Since photography figures in the action of Put on the Armour of Light, and since the book is set in Winnipeg in 1899, I was fascinated to read that a set of 31 glass negatives dating from that period had surfaced in the Free Press photo archive room.
See the story from the June 14, 2014 issue of the Winnipeg Free Press and a slideshow of the photographs here:
The Vive box camera, which produced these photographs, was manufactured in Chicago, likely in 1897, and represents one of the earliest attempts to put photography into the hands of ordinary people, even those with little money. It pre-dated its more famous cousin, the Eastman Kodak Brownie, which was not on the market until 1900.
For $5, people who bought the Vive box camera had a portable means of recording their everyday experiences quickly and easily, a capacity that was remarkable then, though we take it for granted now. (But the Vive was not as cheap as the Brownie, which sold for $1, perhaps one reason why the Brownie survived and the Vive didn’t.)

________________

## YOUR TASKS
A - In the camera passage, in what year did the Eastman Kodak Brownie come on the market?
B - Carry on with the camera passage, picking up after its last sentence.

## DATA SUPPLIED
________________

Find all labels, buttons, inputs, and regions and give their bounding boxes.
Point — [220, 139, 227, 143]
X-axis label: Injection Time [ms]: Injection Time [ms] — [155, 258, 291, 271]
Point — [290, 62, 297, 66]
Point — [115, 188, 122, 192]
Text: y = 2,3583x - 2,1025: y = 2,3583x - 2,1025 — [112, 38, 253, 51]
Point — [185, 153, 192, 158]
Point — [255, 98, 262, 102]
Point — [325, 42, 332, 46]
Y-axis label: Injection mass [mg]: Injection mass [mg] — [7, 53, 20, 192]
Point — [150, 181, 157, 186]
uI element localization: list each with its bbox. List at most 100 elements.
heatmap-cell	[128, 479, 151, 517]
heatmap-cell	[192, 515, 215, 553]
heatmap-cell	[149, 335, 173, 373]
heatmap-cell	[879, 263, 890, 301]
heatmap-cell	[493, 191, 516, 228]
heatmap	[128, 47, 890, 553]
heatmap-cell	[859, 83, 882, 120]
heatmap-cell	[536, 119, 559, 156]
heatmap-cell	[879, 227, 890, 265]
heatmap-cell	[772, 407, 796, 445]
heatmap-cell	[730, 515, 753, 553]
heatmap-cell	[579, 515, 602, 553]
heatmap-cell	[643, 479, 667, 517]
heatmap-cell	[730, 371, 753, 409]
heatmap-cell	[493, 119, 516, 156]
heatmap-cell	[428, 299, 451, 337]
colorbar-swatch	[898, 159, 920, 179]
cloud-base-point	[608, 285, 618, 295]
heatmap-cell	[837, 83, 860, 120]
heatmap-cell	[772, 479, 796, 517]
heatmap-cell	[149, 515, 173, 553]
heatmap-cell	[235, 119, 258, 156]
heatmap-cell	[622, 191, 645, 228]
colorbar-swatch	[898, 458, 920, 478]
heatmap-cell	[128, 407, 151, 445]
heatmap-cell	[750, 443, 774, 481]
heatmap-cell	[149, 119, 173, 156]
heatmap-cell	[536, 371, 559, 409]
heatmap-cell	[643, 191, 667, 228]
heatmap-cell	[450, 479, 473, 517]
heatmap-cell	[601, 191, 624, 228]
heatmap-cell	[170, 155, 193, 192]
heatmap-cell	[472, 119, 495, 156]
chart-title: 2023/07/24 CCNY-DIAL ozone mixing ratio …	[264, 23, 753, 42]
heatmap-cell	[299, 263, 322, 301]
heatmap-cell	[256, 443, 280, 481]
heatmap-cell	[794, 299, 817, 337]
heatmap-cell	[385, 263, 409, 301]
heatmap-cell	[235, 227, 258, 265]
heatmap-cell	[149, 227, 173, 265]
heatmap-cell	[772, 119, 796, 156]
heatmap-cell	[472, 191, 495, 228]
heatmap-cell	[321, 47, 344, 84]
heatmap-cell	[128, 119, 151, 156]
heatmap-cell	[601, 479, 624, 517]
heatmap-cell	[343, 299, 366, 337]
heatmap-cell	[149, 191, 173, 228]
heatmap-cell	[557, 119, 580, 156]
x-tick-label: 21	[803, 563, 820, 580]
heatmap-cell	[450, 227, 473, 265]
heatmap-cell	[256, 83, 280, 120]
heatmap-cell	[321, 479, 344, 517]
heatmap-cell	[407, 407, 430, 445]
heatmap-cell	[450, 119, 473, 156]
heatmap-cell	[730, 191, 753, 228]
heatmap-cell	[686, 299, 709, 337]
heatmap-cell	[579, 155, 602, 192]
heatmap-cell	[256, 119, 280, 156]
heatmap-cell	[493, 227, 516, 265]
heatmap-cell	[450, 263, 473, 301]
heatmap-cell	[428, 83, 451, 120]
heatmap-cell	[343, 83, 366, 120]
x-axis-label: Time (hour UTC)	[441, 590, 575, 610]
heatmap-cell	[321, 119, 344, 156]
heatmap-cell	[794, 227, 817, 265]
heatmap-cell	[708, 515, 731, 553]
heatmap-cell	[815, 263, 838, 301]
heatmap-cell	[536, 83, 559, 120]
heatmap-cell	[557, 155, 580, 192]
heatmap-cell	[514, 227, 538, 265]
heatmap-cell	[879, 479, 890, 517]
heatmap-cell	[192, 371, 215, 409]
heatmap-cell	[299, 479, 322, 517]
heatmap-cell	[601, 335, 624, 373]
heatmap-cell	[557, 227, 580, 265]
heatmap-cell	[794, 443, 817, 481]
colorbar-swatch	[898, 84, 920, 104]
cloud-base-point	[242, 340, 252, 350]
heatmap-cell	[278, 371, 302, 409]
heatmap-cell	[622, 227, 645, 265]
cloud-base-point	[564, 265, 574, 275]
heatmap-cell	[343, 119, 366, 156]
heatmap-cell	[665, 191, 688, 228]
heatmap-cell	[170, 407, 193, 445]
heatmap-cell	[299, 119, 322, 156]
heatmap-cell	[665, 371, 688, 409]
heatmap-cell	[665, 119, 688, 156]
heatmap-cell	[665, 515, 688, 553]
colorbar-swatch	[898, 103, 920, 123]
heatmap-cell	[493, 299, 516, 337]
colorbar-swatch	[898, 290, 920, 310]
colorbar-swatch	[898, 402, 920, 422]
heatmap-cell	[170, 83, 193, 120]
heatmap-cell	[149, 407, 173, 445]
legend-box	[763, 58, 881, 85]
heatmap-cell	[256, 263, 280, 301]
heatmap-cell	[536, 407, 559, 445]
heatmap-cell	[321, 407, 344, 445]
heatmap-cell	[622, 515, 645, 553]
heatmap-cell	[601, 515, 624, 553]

________________

## OUTPUTS BY TASK
A - 1900

B -
What is special about these particular images is how informal they are compared to most of the photographs that date from this period. Many of the images that have made their way into archival collections are formal portraits from commercial photographers. The sitters look stiff and serious in these studio pictures because they had to remain absolutely still while the camera aperture was open, often as long as 30 seconds. Outdoor photography was easier because of abundant light. But many people still felt that having their picture taken was a serious business.
Contrast that with the spontaneous feel of this photo:
Above: no. 16, E J C Smith collection, courtesy of the Winnipeg Free Press
These guys are clearly having fun and are captured in the moment. People were starting to figure out what could be done with a camera.
My thanks to the Winnipeg Free Press for permission to reproduce this photograph.